Task description – Can all of these lines be returned exactly?
————————
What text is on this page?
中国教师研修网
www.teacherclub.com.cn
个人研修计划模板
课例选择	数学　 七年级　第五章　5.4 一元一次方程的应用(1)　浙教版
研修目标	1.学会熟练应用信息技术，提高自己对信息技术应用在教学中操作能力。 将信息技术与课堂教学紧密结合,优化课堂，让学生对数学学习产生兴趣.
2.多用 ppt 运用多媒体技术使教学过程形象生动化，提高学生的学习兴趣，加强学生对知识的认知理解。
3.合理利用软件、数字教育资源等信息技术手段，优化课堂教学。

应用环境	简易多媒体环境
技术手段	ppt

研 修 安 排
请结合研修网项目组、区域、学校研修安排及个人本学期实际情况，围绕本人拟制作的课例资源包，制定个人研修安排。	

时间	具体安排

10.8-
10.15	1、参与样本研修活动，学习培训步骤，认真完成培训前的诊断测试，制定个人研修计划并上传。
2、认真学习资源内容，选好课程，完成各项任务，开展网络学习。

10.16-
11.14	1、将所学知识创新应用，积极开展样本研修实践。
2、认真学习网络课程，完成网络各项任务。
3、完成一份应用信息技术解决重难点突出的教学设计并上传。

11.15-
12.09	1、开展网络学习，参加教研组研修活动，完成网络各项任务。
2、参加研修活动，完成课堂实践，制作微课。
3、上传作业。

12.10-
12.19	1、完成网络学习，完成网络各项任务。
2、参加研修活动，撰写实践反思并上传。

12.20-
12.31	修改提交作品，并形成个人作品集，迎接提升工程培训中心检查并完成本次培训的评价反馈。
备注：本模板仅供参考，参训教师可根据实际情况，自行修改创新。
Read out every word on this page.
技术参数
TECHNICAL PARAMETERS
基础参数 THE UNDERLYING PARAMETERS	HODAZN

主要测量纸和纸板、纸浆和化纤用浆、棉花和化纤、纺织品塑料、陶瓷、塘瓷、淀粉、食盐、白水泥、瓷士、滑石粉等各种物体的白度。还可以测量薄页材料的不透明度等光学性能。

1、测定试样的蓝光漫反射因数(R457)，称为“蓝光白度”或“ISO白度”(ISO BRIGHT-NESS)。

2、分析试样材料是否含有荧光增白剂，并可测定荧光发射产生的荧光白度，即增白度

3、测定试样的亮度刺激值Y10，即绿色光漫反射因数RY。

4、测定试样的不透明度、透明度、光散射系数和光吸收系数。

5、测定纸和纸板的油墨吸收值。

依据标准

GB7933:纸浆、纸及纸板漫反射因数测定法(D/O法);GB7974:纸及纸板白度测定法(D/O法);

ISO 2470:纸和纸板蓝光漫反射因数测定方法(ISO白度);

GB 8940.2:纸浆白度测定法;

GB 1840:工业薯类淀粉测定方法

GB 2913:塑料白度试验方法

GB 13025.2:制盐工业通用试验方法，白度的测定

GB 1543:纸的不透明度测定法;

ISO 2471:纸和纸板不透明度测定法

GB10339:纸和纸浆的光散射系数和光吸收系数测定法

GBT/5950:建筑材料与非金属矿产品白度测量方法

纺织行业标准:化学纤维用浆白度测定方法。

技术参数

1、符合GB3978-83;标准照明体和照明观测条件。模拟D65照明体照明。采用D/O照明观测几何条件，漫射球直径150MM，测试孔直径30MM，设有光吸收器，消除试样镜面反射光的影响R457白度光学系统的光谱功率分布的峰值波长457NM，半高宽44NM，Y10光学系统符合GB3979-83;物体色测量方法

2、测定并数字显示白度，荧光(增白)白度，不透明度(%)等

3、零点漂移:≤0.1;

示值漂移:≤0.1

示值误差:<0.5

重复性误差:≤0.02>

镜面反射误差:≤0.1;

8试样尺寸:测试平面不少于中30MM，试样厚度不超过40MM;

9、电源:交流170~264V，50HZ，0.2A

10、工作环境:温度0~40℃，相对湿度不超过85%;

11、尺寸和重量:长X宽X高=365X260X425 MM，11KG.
————————
Reply –
What text is on this page?
中国教师研修网
www.teacherclub.com.cn
个人研修计划模板
课例选择	数学　 七年级　第五章　5.4 一元一次方程的应用(1)　浙教版
研修目标	1.学会熟练应用信息技术，提高自己对信息技术应用在教学中操作能力。 将信息技术与课堂教学紧密结合,优化课堂，让学生对数学学习产生兴趣.
2.多用 ppt 运用多媒体技术使教学过程形象生动化，提高学生的学习兴趣，加强学生对知识的认知理解。
3.合理利用软件、数字教育资源等信息技术手段，优化课堂教学。

应用环境	简易多媒体环境
技术手段	ppt

研 修 安 排
请结合研修网项目组、区域、学校研修安排及个人本学期实际情况，围绕本人拟制作的课例资源包，制定个人研修安排。	

时间	具体安排

10.8-
10.15	1、参与样本研修活动，学习培训步骤，认真完成培训前的诊断测试，制定个人研修计划并上传。
2、认真学习资源内容，选好课程，完成各项任务，开展网络学习。

10.16-
11.14	1、将所学知识创新应用，积极开展样本研修实践。
2、认真学习网络课程，完成网络各项任务。
3、完成一份应用信息技术解决重难点突出的教学设计并上传。

11.15-
12.09	1、开展网络学习，参加教研组研修活动，完成网络各项任务。
2、参加研修活动，完成课堂实践，制作微课。
3、上传作业。

12.10-
12.19	1、完成网络学习，完成网络各项任务。
2、参加研修活动，撰写实践反思并上传。

12.20-
12.31	修改提交作品，并形成个人作品集，迎接提升工程培训中心检查并完成本次培训的评价反馈。
备注：本模板仅供参考，参训教师可根据实际情况，自行修改创新。
Read out every word on this page.
技术参数
TECHNICAL PARAMETERS
基础参数 THE UNDERLYING PARAMETERS	HODAZN

主要测量纸和纸板、纸浆和化纤用浆、棉花和化纤、纺织品塑料、陶瓷、塘瓷、淀粉、食盐、白水泥、瓷士、滑石粉等各种物体的白度。还可以测量薄页材料的不透明度等光学性能。

1、测定试样的蓝光漫反射因数(R457)，称为“蓝光白度”或“ISO白度”(ISO BRIGHT-NESS)。

2、分析试样材料是否含有荧光增白剂，并可测定荧光发射产生的荧光白度，即增白度

3、测定试样的亮度刺激值Y10，即绿色光漫反射因数RY。

4、测定试样的不透明度、透明度、光散射系数和光吸收系数。

5、测定纸和纸板的油墨吸收值。

依据标准

GB7933:纸浆、纸及纸板漫反射因数测定法(D/O法);GB7974:纸及纸板白度测定法(D/O法);

ISO 2470:纸和纸板蓝光漫反射因数测定方法(ISO白度);

GB 8940.2:纸浆白度测定法;

GB 1840:工业薯类淀粉测定方法

GB 2913:塑料白度试验方法

GB 13025.2:制盐工业通用试验方法，白度的测定

GB 1543:纸的不透明度测定法;

ISO 2471:纸和纸板不透明度测定法

GB10339:纸和纸浆的光散射系数和光吸收系数测定法

GBT/5950:建筑材料与非金属矿产品白度测量方法

纺织行业标准:化学纤维用浆白度测定方法。

技术参数

1、符合GB3978-83;标准照明体和照明观测条件。模拟D65照明体照明。采用D/O照明观测几何条件，漫射球直径150MM，测试孔直径30MM，设有光吸收器，消除试样镜面反射光的影响R457白度光学系统的光谱功率分布的峰值波长457NM，半高宽44NM，Y10光学系统符合GB3979-83;物体色测量方法

2、测定并数字显示白度，荧光(增白)白度，不透明度(%)等

3、零点漂移:≤0.1;

示值漂移:≤0.1

示值误差:<0.5

重复性误差:≤0.02>

镜面反射误差:≤0.1;

8试样尺寸:测试平面不少于中30MM，试样厚度不超过40MM;

9、电源:交流170~264V，50HZ，0.2A

10、工作环境:温度0~40℃，相对湿度不超过85%;

11、尺寸和重量:长X宽X高=365X260X425 MM，11KG.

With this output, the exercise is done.